PAGE EXCERPT:
┄┄┄┄┄┄┄┄┄┄

So far so good, and one could perhaps agree with the latter part of the statement (society does not exist as a positive order of being) without necessarily agreeing that something called ‘class struggle’ is what accounts for it. Anybody who has read Ernesto Laclau  and Chantal Mouffe’s Hegemony and Socialist Strategy (written in the mid 1980s) would be familiar with this idea of the ‘impossibility of society’ and the difficulties of taking the ‘positivity of the social’ for granted – though one might not agree with the details of their elaboration. However this is not where my problem lies. It lies rather in the further explication of this proposition through a theoretical instance:

“In other words, one should always bear in mind that for a true Marxist, ‘classes’ are not categories of positive social reality, parts of the social body, but categories of the real of a political struggle which cuts across the entire social body , preventing its ‘totalization’ (emphasis added). True, there is no outside to capitalism today, but this should not be used to hide the fact that capitalism itself is ‘antagonistic’, relying on contradictory measures to remain viable (emphasis added) – and these immanent antagonisms open up the space for radical action. (198-199)

┄┄┄┄┄┄┄┄┄┄

RECORDED INFORMATION:

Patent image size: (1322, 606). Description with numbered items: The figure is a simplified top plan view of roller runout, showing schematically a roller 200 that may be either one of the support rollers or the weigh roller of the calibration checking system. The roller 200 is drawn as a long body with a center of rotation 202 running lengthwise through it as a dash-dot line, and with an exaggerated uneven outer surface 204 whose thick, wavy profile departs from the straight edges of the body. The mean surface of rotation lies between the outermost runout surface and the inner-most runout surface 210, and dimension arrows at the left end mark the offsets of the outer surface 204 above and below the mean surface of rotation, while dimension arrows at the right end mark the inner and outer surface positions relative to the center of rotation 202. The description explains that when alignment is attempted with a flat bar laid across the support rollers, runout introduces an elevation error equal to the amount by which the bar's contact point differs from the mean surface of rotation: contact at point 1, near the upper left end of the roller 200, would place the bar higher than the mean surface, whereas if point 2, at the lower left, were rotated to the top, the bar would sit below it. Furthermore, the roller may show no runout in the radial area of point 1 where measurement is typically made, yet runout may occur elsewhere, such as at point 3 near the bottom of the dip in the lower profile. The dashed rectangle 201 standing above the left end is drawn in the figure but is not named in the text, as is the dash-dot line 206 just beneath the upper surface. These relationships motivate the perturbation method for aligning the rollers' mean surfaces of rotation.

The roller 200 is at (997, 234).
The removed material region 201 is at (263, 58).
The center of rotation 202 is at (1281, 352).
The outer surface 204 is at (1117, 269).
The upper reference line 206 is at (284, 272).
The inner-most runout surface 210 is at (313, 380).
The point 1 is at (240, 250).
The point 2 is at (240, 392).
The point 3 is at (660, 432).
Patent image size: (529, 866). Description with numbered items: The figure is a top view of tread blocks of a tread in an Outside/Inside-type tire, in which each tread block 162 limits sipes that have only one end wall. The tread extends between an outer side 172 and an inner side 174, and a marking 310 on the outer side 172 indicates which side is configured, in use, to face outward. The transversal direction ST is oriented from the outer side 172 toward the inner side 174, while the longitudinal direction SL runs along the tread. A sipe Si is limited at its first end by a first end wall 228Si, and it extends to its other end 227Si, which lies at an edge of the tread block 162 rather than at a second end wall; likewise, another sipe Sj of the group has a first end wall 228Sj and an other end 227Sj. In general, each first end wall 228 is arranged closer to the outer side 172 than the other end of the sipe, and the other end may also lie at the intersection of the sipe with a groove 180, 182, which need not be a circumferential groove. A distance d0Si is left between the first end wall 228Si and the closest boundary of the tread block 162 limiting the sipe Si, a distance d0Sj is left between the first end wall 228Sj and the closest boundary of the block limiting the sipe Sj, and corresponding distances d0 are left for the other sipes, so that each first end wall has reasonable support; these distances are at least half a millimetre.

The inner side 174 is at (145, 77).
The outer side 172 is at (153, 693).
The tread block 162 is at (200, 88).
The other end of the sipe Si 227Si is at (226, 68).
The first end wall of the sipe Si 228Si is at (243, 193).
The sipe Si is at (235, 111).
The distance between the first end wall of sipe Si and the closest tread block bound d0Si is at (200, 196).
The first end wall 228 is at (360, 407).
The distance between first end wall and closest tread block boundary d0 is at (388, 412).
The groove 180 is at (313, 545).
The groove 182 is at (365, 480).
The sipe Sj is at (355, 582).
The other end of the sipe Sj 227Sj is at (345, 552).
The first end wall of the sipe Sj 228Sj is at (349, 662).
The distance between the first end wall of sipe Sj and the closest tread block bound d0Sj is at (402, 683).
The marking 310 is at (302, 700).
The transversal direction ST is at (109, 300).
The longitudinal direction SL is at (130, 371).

┄┄┄┄┄┄┄┄┄┄

GOALS:
a. In the excerpt on class struggle, when was Hegemony and Socialist Strategy written?
b. Shorten the paragraph of the excerpt on class struggle that begins "So far so good" while keeping its main points.

FINAL ANSWERS:
a. It was written in the mid 1980s.

b. One could accept that society does not exist as a positive order of being without agreeing that "class struggle" accounts for it. Readers of Ernesto Laclau and Chantal Mouffe's Hegemony and Socialist Strategy (mid 1980s) will know this idea of the "impossibility of society" and the difficulty of taking the "positivity of the social" for granted, even if they dispute the details. The writer's problem lies elsewhere: in how this proposition is further explained through a theoretical instance.